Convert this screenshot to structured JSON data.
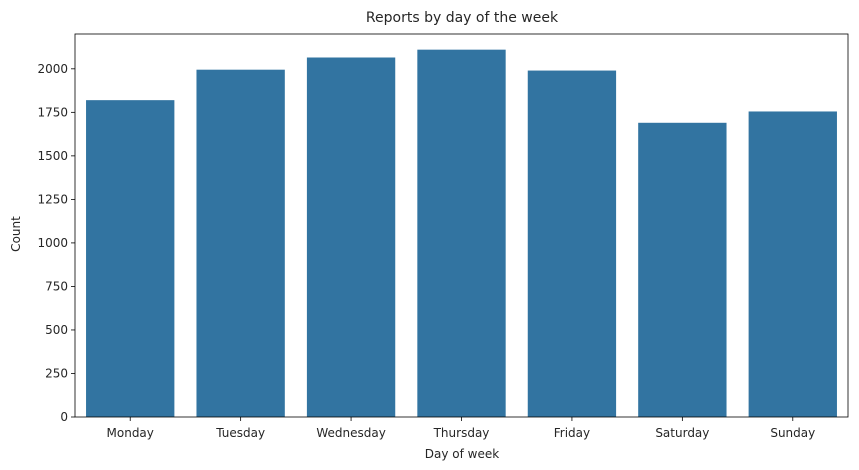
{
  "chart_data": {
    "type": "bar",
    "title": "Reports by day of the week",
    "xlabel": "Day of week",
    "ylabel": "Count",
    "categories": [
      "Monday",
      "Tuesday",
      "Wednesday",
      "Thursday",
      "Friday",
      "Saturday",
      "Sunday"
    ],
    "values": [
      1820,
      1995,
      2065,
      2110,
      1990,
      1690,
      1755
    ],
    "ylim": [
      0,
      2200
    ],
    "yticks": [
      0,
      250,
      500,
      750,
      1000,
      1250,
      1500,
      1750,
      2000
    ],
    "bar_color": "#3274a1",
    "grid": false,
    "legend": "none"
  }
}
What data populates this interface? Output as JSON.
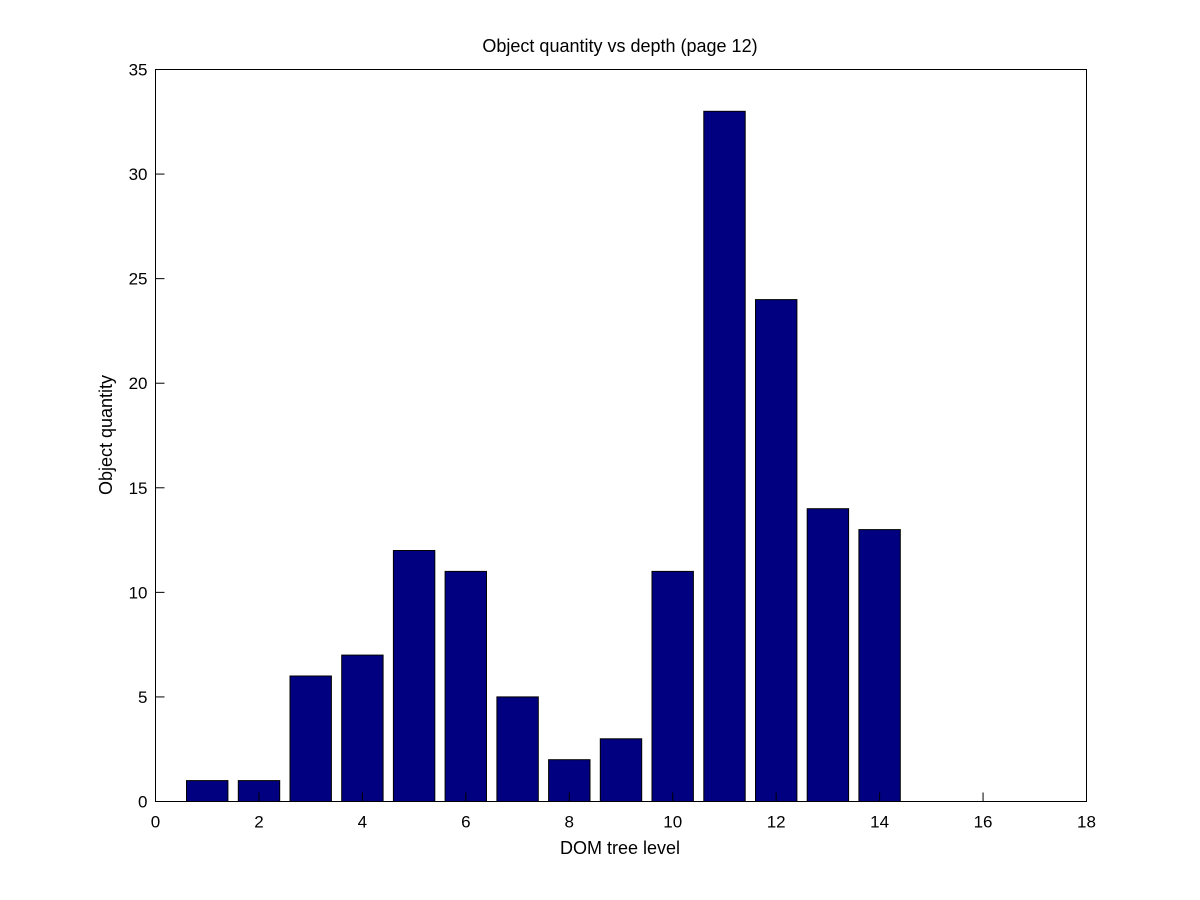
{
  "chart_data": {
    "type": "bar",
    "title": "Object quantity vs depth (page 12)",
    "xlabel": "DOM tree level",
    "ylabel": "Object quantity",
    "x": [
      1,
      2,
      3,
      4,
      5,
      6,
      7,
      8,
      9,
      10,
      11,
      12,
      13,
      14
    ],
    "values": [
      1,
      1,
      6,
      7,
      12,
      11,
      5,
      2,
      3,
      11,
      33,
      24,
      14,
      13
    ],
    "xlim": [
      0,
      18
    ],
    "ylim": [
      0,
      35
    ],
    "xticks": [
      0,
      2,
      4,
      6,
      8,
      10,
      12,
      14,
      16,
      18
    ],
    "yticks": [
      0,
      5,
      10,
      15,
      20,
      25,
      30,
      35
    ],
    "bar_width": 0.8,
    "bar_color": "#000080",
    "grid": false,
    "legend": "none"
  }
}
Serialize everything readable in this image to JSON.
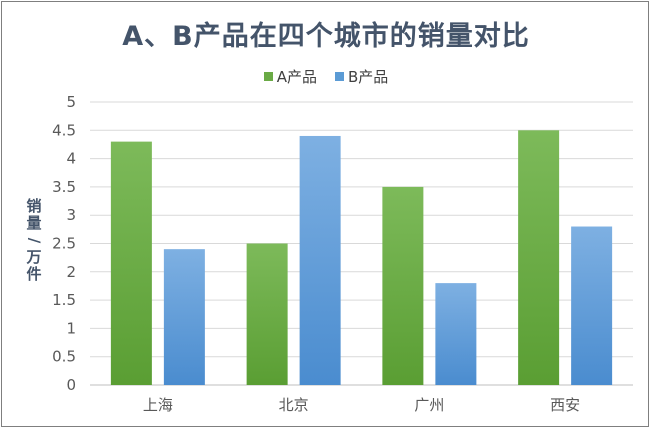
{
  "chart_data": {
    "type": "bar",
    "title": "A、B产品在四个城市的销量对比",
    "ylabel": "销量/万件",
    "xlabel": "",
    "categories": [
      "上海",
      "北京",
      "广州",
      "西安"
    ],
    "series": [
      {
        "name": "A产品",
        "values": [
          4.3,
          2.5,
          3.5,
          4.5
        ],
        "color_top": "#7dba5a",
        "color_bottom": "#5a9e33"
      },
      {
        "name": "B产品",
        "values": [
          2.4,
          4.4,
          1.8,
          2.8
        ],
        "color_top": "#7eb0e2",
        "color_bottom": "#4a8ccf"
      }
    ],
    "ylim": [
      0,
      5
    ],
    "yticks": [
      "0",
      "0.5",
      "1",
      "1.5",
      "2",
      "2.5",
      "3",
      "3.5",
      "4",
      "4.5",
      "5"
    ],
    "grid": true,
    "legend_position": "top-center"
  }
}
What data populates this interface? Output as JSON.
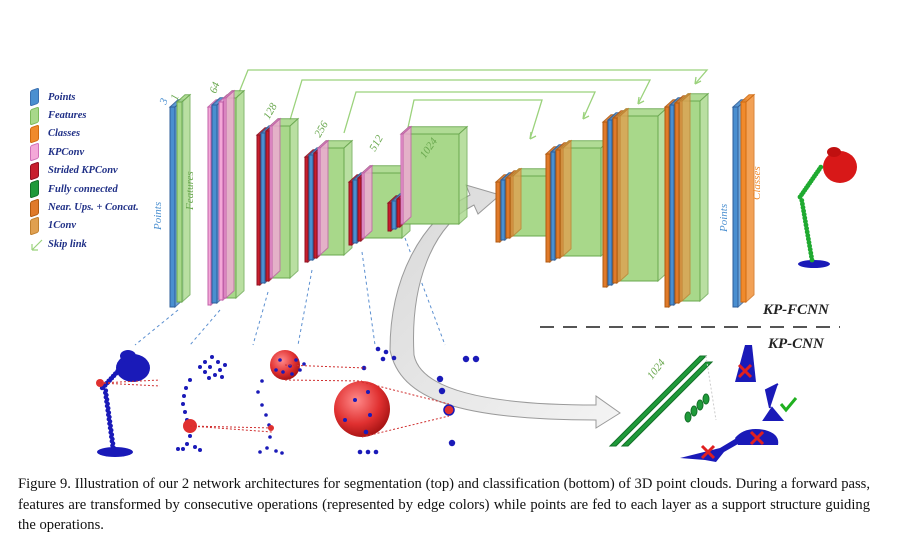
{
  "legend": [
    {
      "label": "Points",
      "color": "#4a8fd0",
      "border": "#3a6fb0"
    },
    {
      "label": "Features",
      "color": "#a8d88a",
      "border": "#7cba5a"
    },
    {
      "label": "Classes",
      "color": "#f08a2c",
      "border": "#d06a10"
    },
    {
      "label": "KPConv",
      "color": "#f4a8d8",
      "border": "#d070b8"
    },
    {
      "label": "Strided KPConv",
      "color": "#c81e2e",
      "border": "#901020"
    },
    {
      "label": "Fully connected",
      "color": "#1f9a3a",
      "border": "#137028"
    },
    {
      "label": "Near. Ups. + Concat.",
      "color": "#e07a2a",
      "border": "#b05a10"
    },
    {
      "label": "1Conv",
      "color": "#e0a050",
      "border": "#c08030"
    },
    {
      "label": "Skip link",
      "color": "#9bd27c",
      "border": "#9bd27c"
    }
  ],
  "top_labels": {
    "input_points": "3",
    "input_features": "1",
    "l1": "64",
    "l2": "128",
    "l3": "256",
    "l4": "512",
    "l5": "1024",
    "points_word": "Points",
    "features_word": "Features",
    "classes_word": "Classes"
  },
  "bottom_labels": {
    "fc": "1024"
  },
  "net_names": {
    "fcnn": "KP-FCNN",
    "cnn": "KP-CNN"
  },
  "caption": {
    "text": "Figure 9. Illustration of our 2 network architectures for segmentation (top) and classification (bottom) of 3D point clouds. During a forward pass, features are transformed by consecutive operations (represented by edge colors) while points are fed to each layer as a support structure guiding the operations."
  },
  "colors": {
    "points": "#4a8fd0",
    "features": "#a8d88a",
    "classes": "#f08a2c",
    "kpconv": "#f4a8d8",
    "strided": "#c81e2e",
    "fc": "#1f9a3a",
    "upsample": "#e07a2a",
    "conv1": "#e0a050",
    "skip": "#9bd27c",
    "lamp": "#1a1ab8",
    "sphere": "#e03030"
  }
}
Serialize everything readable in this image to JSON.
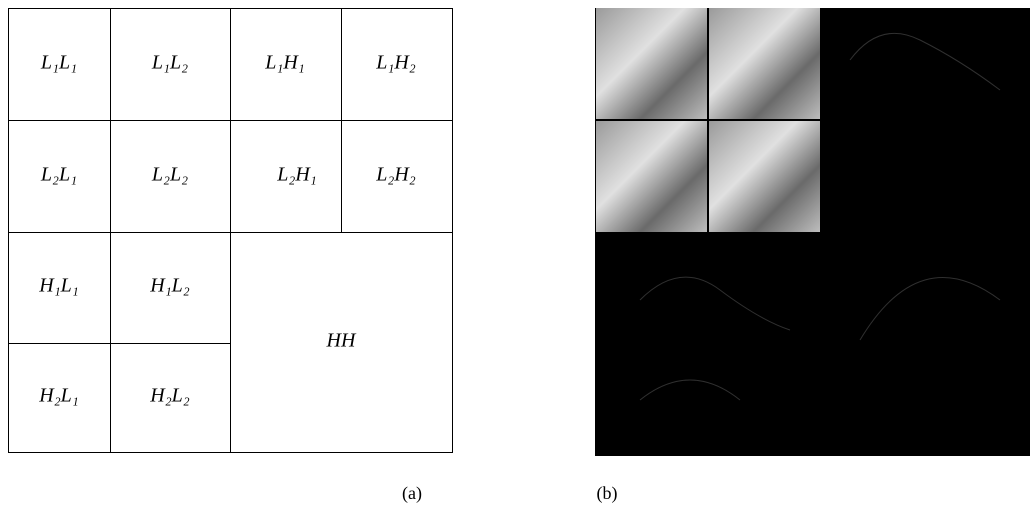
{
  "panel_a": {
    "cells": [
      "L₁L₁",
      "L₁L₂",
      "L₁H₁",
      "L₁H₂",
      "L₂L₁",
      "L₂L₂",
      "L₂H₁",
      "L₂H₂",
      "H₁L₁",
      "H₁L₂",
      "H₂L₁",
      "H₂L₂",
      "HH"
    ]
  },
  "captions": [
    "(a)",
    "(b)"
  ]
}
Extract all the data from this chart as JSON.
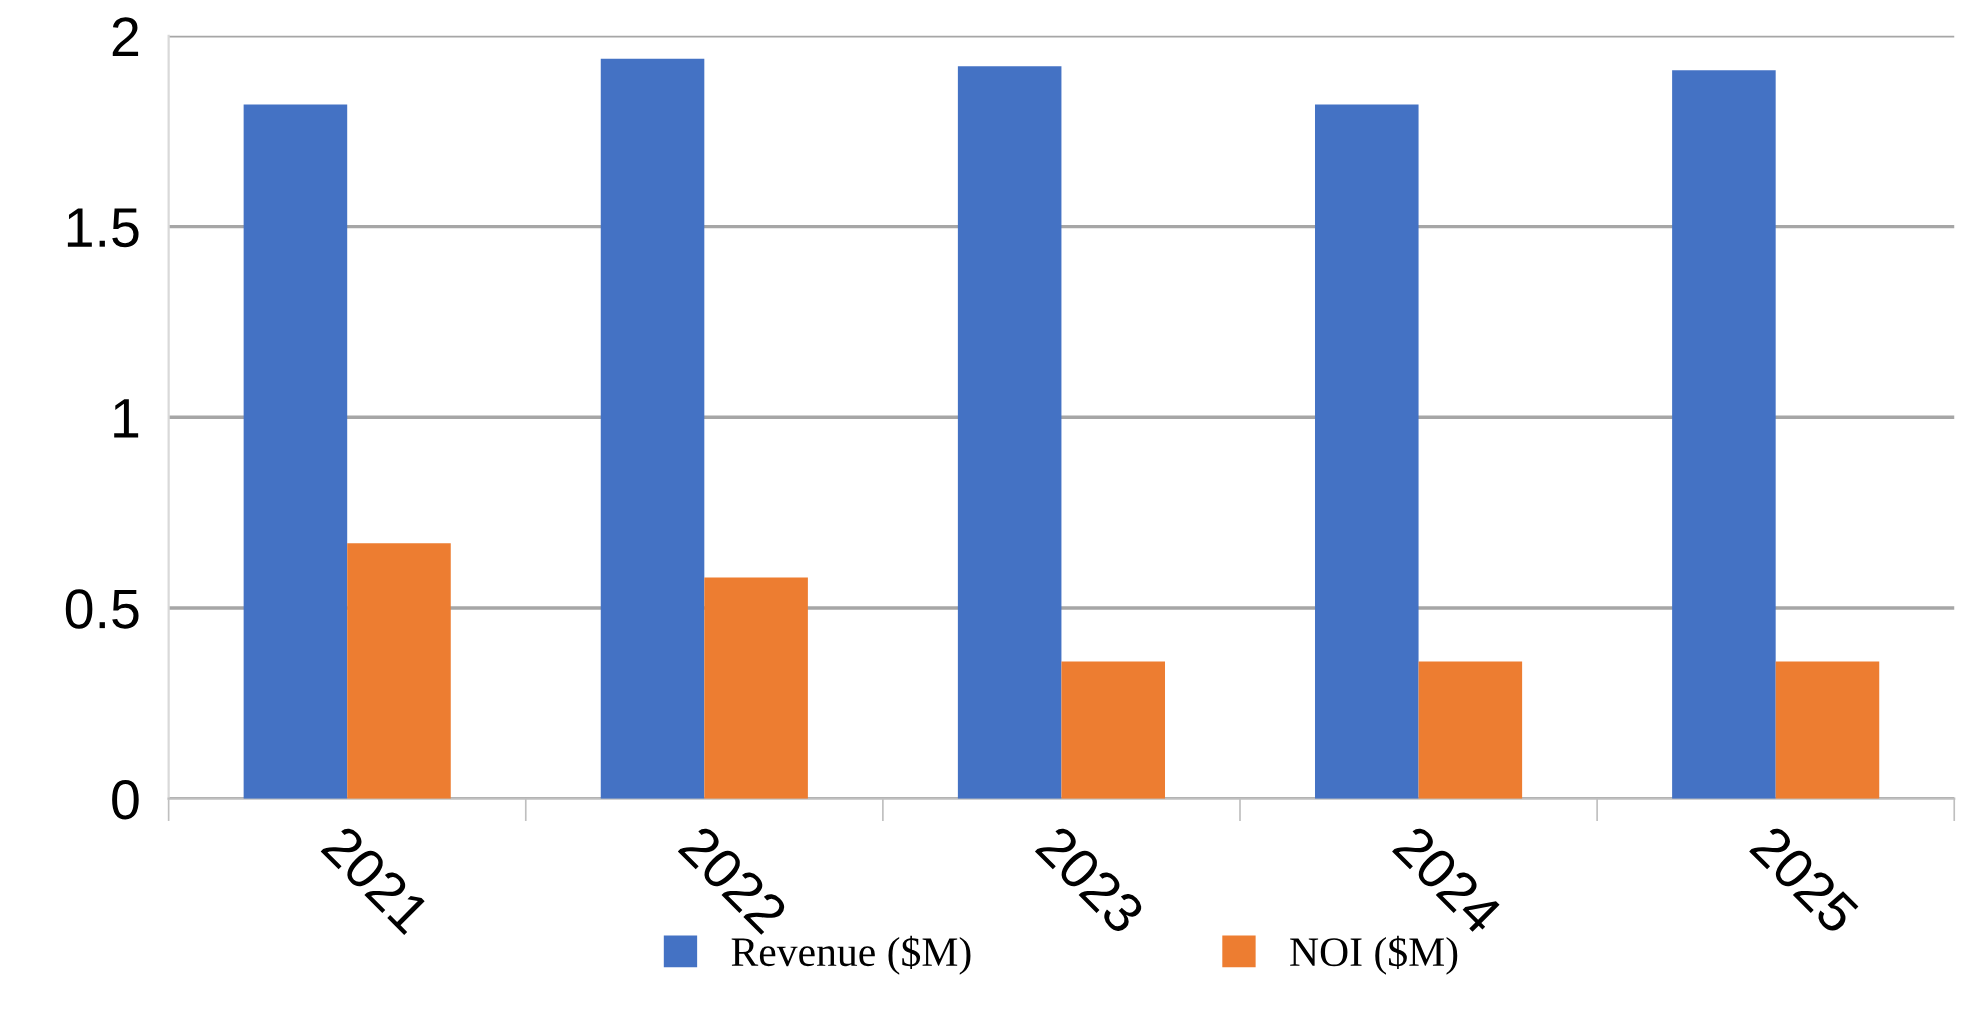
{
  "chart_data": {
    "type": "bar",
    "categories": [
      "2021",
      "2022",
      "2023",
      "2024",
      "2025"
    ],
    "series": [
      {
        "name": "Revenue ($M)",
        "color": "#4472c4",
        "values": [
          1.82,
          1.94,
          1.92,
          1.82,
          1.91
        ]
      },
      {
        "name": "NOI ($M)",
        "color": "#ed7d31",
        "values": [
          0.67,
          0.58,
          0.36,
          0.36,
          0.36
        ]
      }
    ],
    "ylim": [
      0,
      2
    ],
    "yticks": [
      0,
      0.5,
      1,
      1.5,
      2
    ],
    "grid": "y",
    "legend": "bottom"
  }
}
++++++++
Requirement: What is the number of lines that hold the string "border"? Give it alone.

Solved problem: 9